→ **WHAT TO PRODUCE**: Gather all lines from the material that contain "торговли".

→ **DATA SUPPLIED**:

[START]

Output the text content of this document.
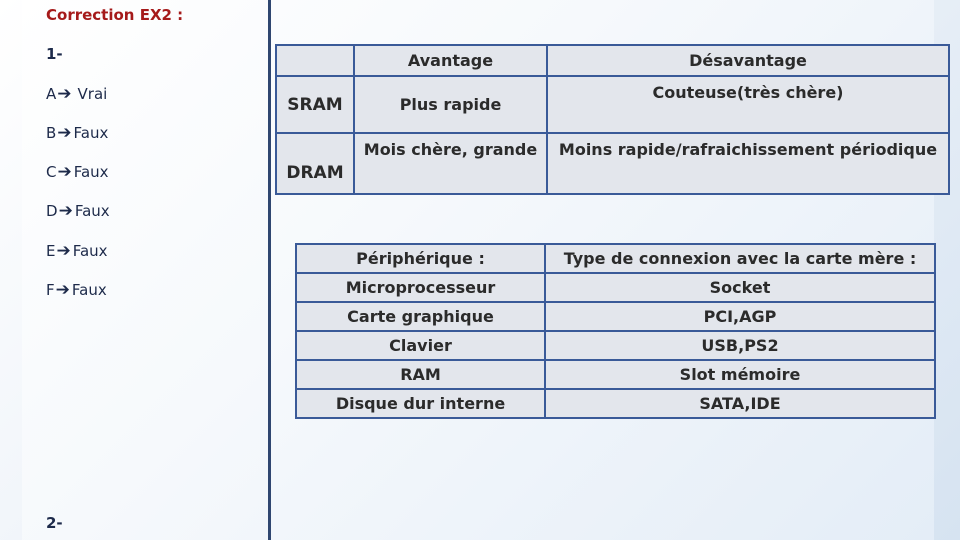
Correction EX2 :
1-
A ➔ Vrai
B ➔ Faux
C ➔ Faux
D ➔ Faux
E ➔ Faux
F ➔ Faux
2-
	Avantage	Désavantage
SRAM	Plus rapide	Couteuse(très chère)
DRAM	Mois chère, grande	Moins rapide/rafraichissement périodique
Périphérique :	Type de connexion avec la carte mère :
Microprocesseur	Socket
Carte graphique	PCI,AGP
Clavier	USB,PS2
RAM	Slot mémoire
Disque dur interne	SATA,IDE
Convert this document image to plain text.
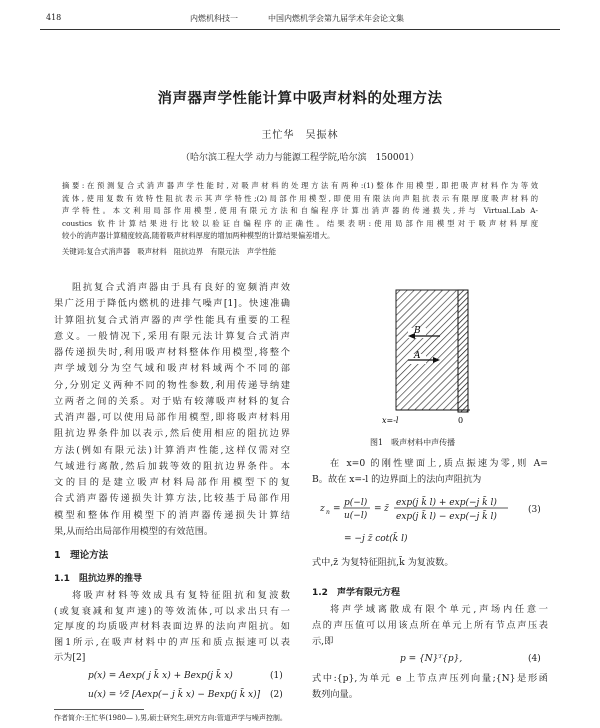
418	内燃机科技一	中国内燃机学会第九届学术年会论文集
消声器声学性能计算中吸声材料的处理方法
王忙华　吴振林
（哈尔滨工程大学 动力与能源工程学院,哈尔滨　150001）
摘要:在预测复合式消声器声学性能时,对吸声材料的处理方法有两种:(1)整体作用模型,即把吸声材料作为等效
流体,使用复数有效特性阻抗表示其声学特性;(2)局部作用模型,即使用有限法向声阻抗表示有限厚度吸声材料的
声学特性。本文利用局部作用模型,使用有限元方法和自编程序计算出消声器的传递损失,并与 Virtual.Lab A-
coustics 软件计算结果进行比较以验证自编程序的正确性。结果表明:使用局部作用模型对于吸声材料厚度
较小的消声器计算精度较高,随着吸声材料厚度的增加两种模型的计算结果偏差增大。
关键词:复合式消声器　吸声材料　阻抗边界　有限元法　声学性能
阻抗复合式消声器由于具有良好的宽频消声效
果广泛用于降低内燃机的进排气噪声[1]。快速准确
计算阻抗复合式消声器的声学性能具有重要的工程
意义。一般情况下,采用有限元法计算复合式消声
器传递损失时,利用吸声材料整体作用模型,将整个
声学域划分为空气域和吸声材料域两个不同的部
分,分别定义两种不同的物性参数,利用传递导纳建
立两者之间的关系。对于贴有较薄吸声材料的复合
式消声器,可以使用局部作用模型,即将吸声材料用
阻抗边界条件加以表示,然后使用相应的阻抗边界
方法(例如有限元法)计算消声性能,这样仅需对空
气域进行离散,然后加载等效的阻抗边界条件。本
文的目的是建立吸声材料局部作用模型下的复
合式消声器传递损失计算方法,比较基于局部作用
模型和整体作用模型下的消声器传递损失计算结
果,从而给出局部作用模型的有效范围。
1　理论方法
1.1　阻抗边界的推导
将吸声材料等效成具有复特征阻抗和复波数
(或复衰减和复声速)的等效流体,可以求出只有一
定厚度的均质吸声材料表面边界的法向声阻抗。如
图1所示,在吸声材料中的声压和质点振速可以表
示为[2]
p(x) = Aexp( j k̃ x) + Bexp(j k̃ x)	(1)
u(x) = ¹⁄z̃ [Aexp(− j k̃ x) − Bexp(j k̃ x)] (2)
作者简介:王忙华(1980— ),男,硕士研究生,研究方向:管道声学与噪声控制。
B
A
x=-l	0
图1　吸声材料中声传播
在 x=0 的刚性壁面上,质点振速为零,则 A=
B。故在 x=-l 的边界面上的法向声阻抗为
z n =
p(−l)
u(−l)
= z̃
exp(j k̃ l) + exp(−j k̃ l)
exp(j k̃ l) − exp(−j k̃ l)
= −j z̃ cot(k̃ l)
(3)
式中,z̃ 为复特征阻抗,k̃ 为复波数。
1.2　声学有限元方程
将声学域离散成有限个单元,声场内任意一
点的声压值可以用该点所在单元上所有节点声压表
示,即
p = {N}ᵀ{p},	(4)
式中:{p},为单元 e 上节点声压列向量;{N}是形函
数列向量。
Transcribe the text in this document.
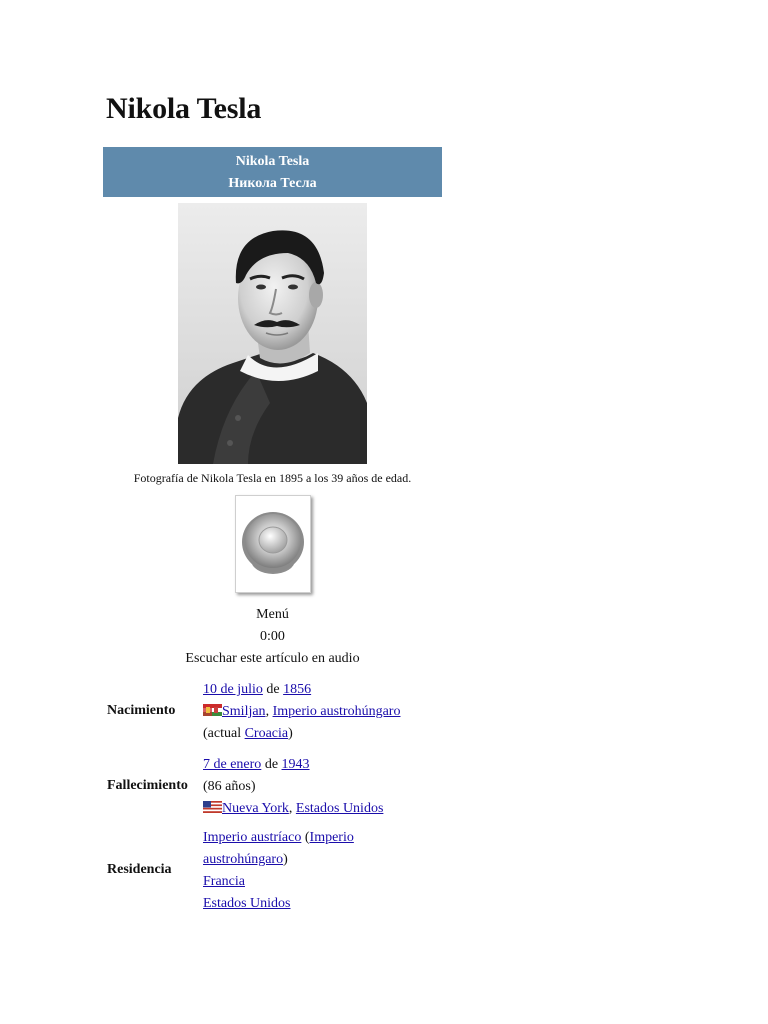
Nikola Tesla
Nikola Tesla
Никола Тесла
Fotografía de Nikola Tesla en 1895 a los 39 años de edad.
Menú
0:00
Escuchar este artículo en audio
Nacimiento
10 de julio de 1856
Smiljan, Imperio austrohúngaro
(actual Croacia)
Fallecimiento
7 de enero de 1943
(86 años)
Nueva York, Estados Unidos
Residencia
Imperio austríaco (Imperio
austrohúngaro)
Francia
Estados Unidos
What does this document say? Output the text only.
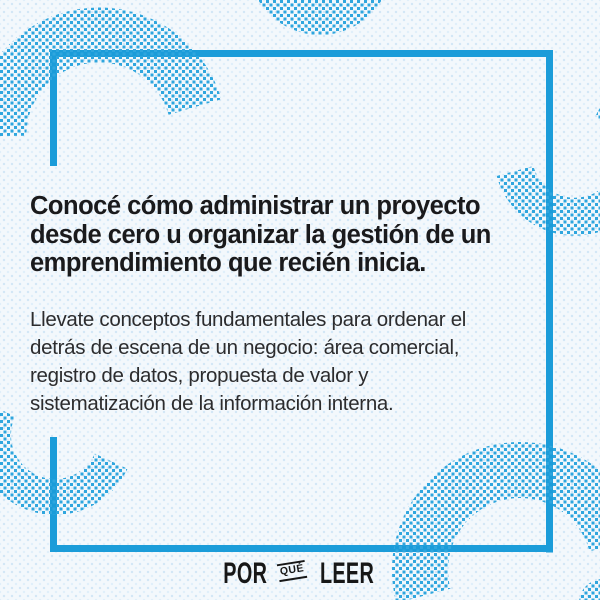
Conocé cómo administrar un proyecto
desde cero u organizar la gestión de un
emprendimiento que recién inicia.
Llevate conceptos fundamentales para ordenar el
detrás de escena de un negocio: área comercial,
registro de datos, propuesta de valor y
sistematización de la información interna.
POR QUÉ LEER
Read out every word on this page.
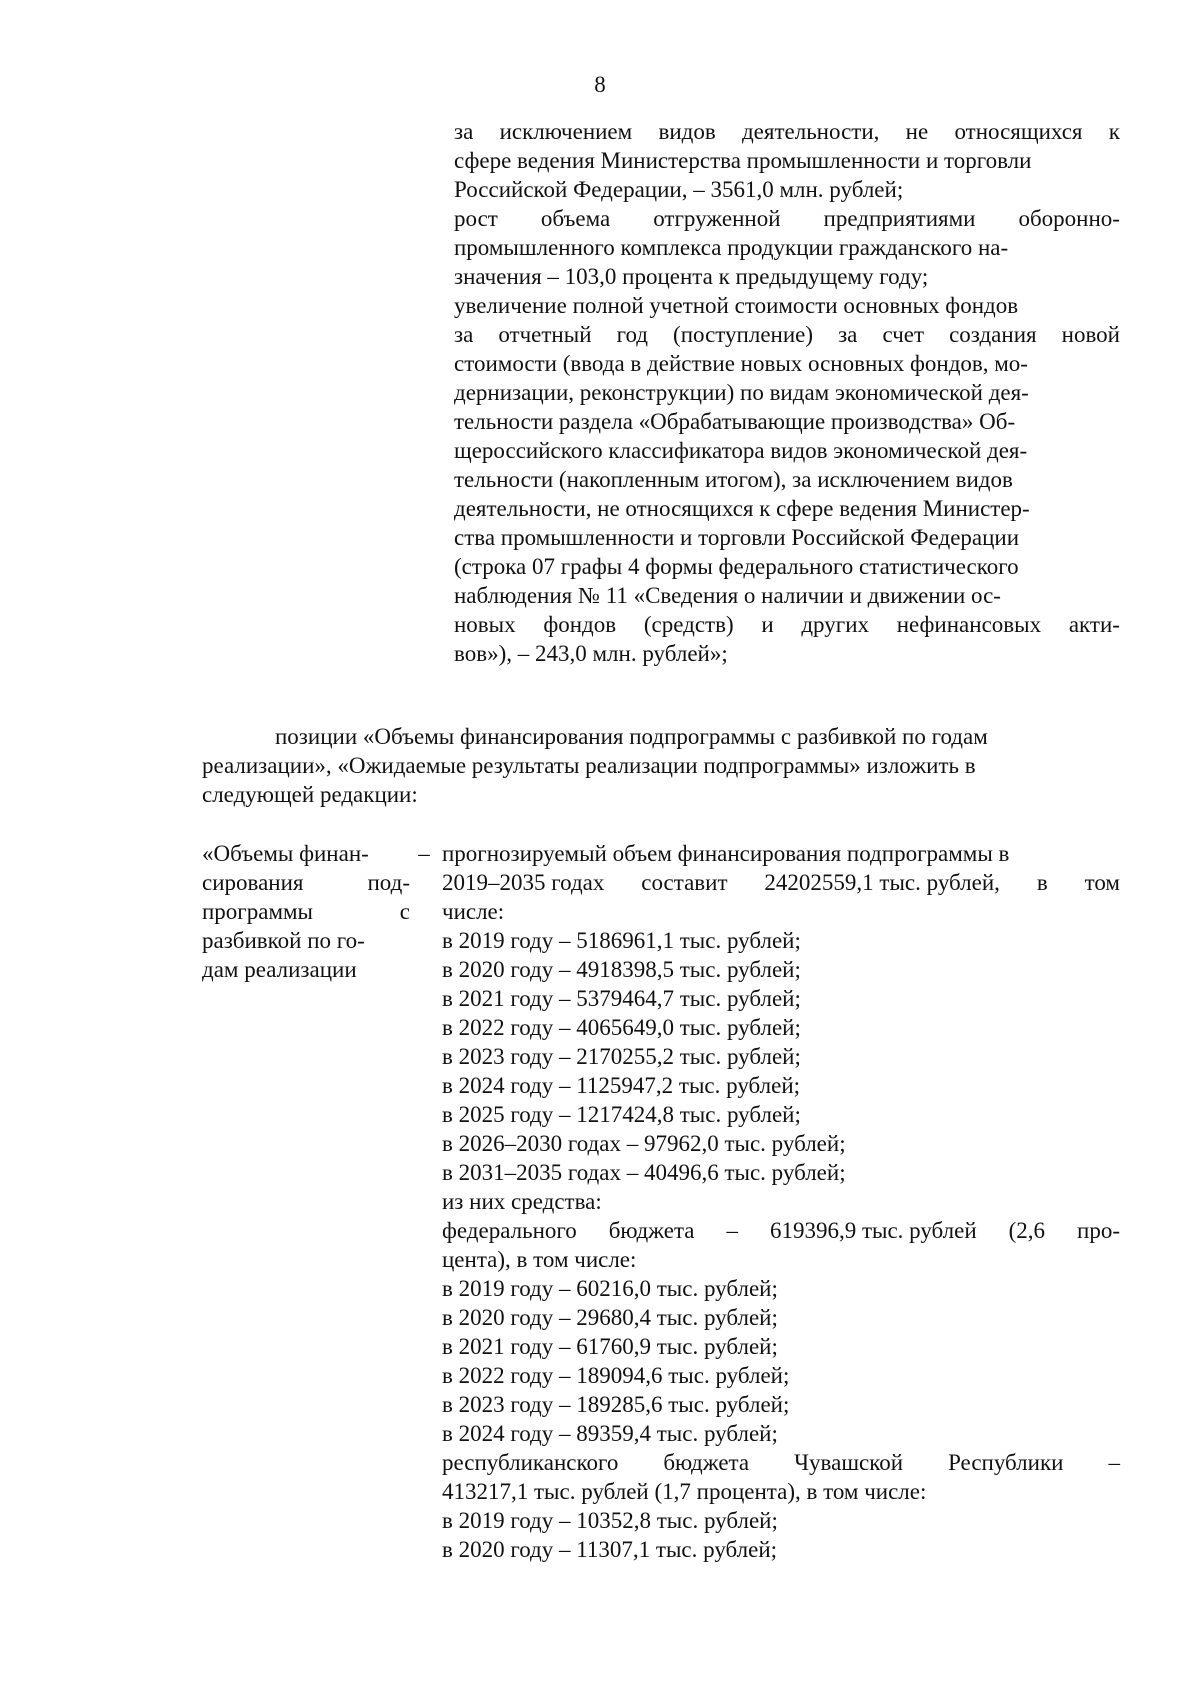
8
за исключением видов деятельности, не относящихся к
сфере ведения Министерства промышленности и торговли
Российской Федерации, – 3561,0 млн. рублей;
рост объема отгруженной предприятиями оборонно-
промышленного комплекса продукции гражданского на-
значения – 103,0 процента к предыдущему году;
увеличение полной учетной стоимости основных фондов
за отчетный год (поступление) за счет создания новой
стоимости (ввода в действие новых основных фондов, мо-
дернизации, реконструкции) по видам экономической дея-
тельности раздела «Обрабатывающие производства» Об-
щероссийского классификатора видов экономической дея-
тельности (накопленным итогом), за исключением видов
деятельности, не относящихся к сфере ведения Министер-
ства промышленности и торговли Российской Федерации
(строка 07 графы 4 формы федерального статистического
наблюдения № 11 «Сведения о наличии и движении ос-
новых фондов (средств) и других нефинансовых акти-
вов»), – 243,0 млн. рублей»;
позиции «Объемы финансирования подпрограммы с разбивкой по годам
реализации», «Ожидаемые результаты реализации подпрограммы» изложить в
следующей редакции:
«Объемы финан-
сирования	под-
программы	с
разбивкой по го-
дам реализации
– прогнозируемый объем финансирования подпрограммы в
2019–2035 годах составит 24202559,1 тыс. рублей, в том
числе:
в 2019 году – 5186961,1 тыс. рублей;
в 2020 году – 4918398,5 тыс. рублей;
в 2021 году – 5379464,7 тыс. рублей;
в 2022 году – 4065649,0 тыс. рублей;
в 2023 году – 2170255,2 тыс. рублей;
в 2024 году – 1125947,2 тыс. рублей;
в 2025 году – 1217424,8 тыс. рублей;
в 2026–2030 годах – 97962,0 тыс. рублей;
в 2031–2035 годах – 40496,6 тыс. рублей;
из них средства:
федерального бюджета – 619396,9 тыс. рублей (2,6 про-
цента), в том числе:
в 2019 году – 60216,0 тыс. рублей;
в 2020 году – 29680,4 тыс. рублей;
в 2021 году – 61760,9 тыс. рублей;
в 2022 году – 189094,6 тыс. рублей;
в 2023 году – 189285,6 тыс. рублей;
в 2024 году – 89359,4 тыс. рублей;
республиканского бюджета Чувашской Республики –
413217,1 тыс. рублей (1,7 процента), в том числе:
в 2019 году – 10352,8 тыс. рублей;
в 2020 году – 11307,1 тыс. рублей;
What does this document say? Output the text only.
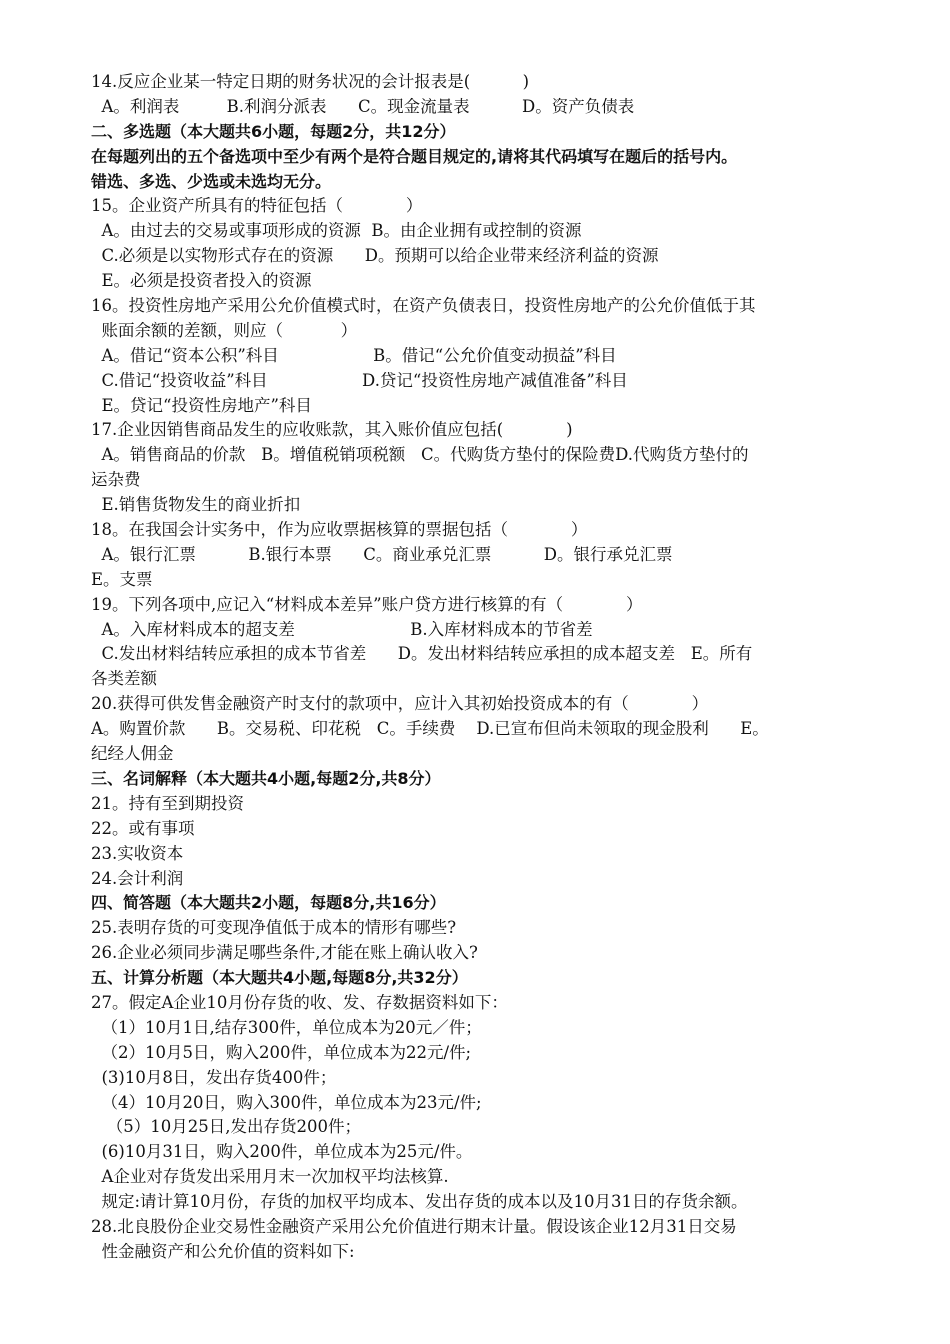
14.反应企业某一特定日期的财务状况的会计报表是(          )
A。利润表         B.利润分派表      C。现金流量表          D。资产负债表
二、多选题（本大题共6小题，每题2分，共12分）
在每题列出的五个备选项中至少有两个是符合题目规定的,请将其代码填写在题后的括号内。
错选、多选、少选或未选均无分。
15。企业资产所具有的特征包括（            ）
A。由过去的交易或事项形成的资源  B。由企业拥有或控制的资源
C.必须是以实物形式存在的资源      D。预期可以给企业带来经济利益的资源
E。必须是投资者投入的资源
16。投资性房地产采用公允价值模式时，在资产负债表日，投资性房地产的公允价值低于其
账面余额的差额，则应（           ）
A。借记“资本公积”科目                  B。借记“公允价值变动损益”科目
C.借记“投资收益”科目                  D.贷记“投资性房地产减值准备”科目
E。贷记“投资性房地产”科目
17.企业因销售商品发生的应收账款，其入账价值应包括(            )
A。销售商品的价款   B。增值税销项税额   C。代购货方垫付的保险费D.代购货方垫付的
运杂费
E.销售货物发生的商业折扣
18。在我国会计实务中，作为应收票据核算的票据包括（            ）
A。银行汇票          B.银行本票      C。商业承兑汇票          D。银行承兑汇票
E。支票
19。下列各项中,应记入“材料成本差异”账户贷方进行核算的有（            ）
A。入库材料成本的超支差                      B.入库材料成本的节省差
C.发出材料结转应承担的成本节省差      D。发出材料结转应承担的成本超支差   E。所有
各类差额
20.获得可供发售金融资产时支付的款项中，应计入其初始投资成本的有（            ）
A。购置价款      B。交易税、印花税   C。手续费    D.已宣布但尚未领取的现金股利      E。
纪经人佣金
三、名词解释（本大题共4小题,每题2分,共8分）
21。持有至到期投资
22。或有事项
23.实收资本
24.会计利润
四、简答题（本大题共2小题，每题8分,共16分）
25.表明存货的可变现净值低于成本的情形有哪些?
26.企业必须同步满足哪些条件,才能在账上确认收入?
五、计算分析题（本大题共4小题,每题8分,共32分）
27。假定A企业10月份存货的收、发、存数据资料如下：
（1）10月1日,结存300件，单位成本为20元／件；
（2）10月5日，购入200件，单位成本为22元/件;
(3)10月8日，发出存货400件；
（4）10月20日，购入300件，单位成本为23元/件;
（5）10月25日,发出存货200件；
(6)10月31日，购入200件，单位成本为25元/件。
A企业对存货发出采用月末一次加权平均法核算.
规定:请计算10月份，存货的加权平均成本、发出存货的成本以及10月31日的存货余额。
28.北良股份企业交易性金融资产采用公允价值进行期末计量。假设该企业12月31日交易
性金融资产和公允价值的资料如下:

[END]

→ **THE REPLY**:
сфере ведения Министерства промышленности и торговли
ства промышленности и торговли Российской Федерации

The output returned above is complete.